### Data rows

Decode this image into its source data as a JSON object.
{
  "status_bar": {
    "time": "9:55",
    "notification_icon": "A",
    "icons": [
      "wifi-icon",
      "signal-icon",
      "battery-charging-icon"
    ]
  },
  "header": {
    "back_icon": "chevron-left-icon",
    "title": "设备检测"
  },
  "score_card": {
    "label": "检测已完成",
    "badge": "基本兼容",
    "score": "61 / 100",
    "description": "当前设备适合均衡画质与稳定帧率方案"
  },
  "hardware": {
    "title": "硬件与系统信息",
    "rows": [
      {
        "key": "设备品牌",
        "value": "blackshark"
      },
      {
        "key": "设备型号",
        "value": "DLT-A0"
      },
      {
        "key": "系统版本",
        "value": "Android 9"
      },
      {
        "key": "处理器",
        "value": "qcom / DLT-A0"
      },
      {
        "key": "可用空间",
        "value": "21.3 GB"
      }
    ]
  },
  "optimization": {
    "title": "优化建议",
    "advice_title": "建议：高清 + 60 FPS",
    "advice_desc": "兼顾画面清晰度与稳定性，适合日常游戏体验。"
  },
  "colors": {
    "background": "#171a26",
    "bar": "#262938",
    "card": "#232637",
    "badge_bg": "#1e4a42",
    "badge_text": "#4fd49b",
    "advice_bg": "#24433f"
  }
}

######

**Work to be completed**
Retype the entries one by one, exactly.

**Right answer**
Decode this image into its source data as a JSON object.
{
  "status_bar": {
    "time": "9:55",
    "notification_icon": "A",
    "icons": [
      "wifi-icon",
      "signal-icon",
      "battery-charging-icon"
    ]
  },
  "header": {
    "back_icon": "chevron-left-icon",
    "title": "设备检测"
  },
  "score_card": {
    "label": "检测已完成",
    "badge": "基本兼容",
    "score": "61 / 100",
    "description": "当前设备适合均衡画质与稳定帧率方案"
  },
  "hardware": {
    "title": "硬件与系统信息",
    "rows": [
      {
        "key": "设备品牌",
        "value": "blackshark"
      },
      {
        "key": "设备型号",
        "value": "DLT-A0"
      },
      {
        "key": "系统版本",
        "value": "Android 9"
      },
      {
        "key": "处理器",
        "value": "qcom / DLT-A0"
      },
      {
        "key": "可用空间",
        "value": "21.3 GB"
      }
    ]
  },
  "optimization": {
    "title": "优化建议",
    "advice_title": "建议：高清 + 60 FPS",
    "advice_desc": "兼顾画面清晰度与稳定性，适合日常游戏体验。"
  },
  "colors": {
    "background": "#171a26",
    "bar": "#262938",
    "card": "#232637",
    "badge_bg": "#1e4a42",
    "badge_text": "#4fd49b",
    "advice_bg": "#24433f"
  }
}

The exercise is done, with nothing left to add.